Records in a dataset:
- - - - -

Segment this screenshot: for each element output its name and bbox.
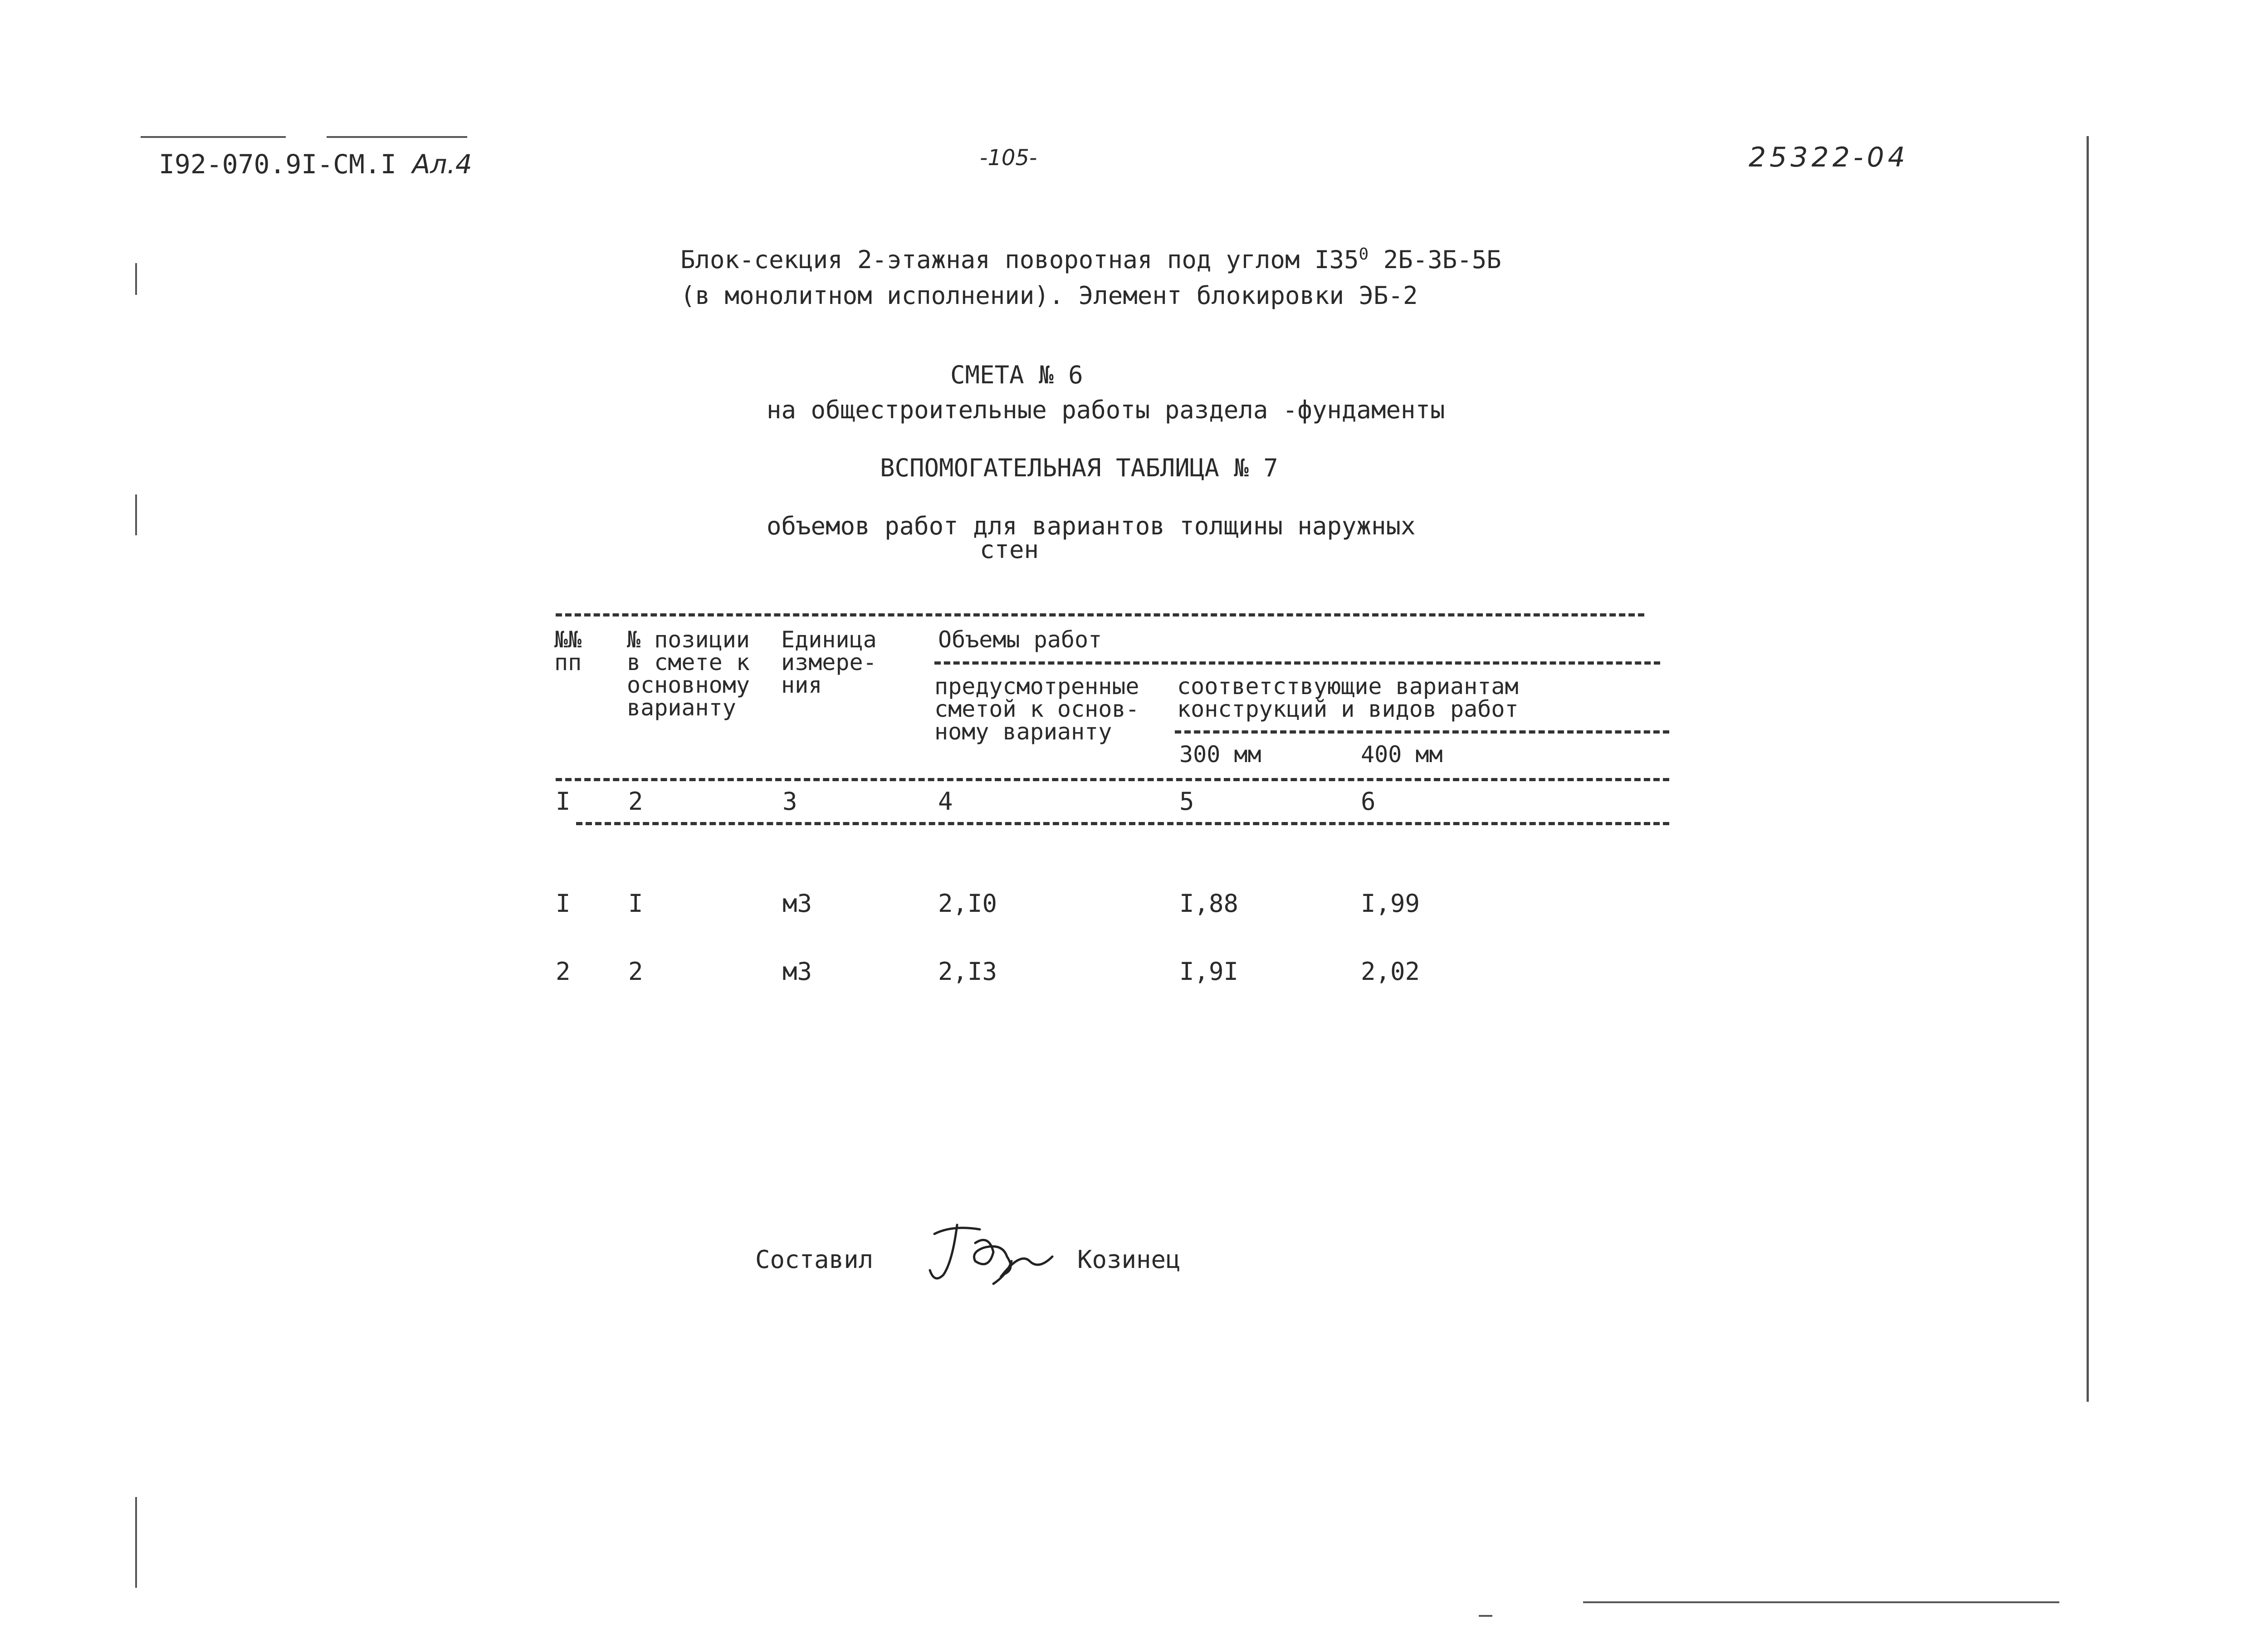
page-number: -105-: [980, 145, 1037, 171]
volume-400mm: 2,02: [1361, 957, 1420, 986]
header-volumes: Объемы работ: [938, 626, 1102, 653]
position-number: 2: [628, 957, 643, 986]
base-volume: 2,I0: [938, 889, 997, 918]
header-rule-right: [327, 136, 467, 138]
header-col-6: 400 мм: [1361, 741, 1443, 768]
column-number: 6: [1361, 787, 1376, 816]
title-line-2: (в монолитном исполнении). Элемент блокировки ЭБ-2: [680, 281, 1418, 310]
header-rule-left: [141, 136, 286, 138]
archive-number: 25322-04: [1749, 142, 1909, 173]
column-number: 4: [938, 787, 953, 816]
right-border-line: [2087, 136, 2089, 1402]
table-top-rule: [556, 613, 1644, 616]
sheet-mark: Aл.4: [412, 149, 472, 180]
estimate-subtitle: на общестроительные работы раздела -фундаменты: [767, 396, 1445, 424]
header-col-4: предусмотренные сметой к основ- ному варианту: [934, 673, 1139, 745]
degree-mark: 0: [1359, 245, 1369, 264]
variants-rule: [1175, 730, 1669, 734]
volume-400mm: I,99: [1361, 889, 1420, 918]
margin-mark: [135, 1497, 137, 1588]
footer-rule: [1583, 1601, 2059, 1603]
header-col-1: №№ пп: [554, 626, 582, 675]
volumes-rule: [934, 661, 1660, 665]
row-number: I: [556, 889, 571, 918]
header-col-5: 300 мм: [1179, 741, 1261, 768]
aux-subtitle-line-1: объемов работ для вариантов толщины наружных: [767, 512, 1416, 540]
margin-mark: [135, 494, 137, 535]
unit: м3: [782, 957, 812, 986]
position-number: I: [628, 889, 643, 918]
volume-300mm: I,9I: [1179, 957, 1239, 986]
compiled-label: Составил: [755, 1245, 874, 1274]
header-variants: соответствующие вариантам конструкций и видов работ: [1177, 673, 1519, 722]
row-number: 2: [556, 957, 571, 986]
unit: м3: [782, 889, 812, 918]
column-number: I: [556, 787, 571, 816]
title-line-1: Блок-секция 2-этажная поворотная под углом $I35^0$ 2Б-3Б-5Б: [680, 245, 1501, 274]
signature: [925, 1207, 1061, 1297]
aux-table-title: ВСПОМОГАТЕЛЬНАЯ ТАБЛИЦА № 7: [880, 454, 1278, 482]
header-col-3: Единица измере- ния: [781, 626, 877, 698]
header-col-2: № позиции в смете к основному варианту: [627, 626, 750, 721]
column-number: 2: [628, 787, 643, 816]
column-number: 5: [1179, 787, 1194, 816]
aux-subtitle-line-2: стен: [980, 535, 1039, 564]
column-number: 3: [782, 787, 797, 816]
numbers-bottom-rule: [576, 822, 1669, 825]
footer-tick: [1479, 1615, 1492, 1617]
header-bottom-rule: [556, 778, 1669, 781]
margin-mark: [135, 263, 137, 295]
document-code: [159, 149, 472, 180]
doc-code: I92-070.9I-CM.I: [159, 149, 396, 180]
estimate-title: СМЕТА № 6: [950, 361, 1083, 389]
base-volume: 2,I3: [938, 957, 997, 986]
compiler-name: Козинец: [1077, 1245, 1181, 1274]
volume-300mm: I,88: [1179, 889, 1239, 918]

- - - - -

Retype every line of the data above exactly as it appears, without the pictures.

ANSWER BELOW
Segment this screenshot: for each element output its name and bbox.
page-number: -105-: [980, 145, 1037, 171]
volume-400mm: 2,02: [1361, 957, 1420, 986]
header-volumes: Объемы работ: [938, 626, 1102, 653]
position-number: 2: [628, 957, 643, 986]
base-volume: 2,I0: [938, 889, 997, 918]
header-rule-right: [327, 136, 467, 138]
header-col-6: 400 мм: [1361, 741, 1443, 768]
column-number: 6: [1361, 787, 1376, 816]
title-line-2: (в монолитном исполнении). Элемент блокировки ЭБ-2: [680, 281, 1418, 310]
header-rule-left: [141, 136, 286, 138]
archive-number: 25322-04: [1749, 142, 1909, 173]
column-number: 4: [938, 787, 953, 816]
right-border-line: [2087, 136, 2089, 1402]
table-top-rule: [556, 613, 1644, 616]
sheet-mark: Aл.4: [412, 149, 472, 180]
estimate-subtitle: на общестроительные работы раздела -фундаменты: [767, 396, 1445, 424]
header-col-4: предусмотренные сметой к основ- ному варианту: [934, 673, 1139, 745]
degree-mark: 0: [1359, 245, 1369, 264]
variants-rule: [1175, 730, 1669, 734]
volume-400mm: I,99: [1361, 889, 1420, 918]
margin-mark: [135, 1497, 137, 1588]
footer-rule: [1583, 1601, 2059, 1603]
header-col-1: №№ пп: [554, 626, 582, 675]
volumes-rule: [934, 661, 1660, 665]
row-number: I: [556, 889, 571, 918]
header-col-5: 300 мм: [1179, 741, 1261, 768]
aux-subtitle-line-1: объемов работ для вариантов толщины наружных: [767, 512, 1416, 540]
margin-mark: [135, 494, 137, 535]
unit: м3: [782, 957, 812, 986]
position-number: I: [628, 889, 643, 918]
volume-300mm: I,9I: [1179, 957, 1239, 986]
compiled-label: Составил: [755, 1245, 874, 1274]
header-variants: соответствующие вариантам конструкций и видов работ: [1177, 673, 1519, 722]
row-number: 2: [556, 957, 571, 986]
unit: м3: [782, 889, 812, 918]
column-number: I: [556, 787, 571, 816]
title-line-1: Блок-секция 2-этажная поворотная под углом $I35^0$ 2Б-3Б-5Б: [680, 245, 1501, 274]
signature: [925, 1207, 1061, 1297]
aux-table-title: ВСПОМОГАТЕЛЬНАЯ ТАБЛИЦА № 7: [880, 454, 1278, 482]
header-col-3: Единица измере- ния: [781, 626, 877, 698]
header-col-2: № позиции в смете к основному варианту: [627, 626, 750, 721]
column-number: 2: [628, 787, 643, 816]
column-number: 5: [1179, 787, 1194, 816]
aux-subtitle-line-2: стен: [980, 535, 1039, 564]
column-number: 3: [782, 787, 797, 816]
numbers-bottom-rule: [576, 822, 1669, 825]
footer-tick: [1479, 1615, 1492, 1617]
header-bottom-rule: [556, 778, 1669, 781]
margin-mark: [135, 263, 137, 295]
document-code: [159, 149, 472, 180]
doc-code: I92-070.9I-CM.I: [159, 149, 396, 180]
estimate-title: СМЕТА № 6: [950, 361, 1083, 389]
base-volume: 2,I3: [938, 957, 997, 986]
compiler-name: Козинец: [1077, 1245, 1181, 1274]
volume-300mm: I,88: [1179, 889, 1239, 918]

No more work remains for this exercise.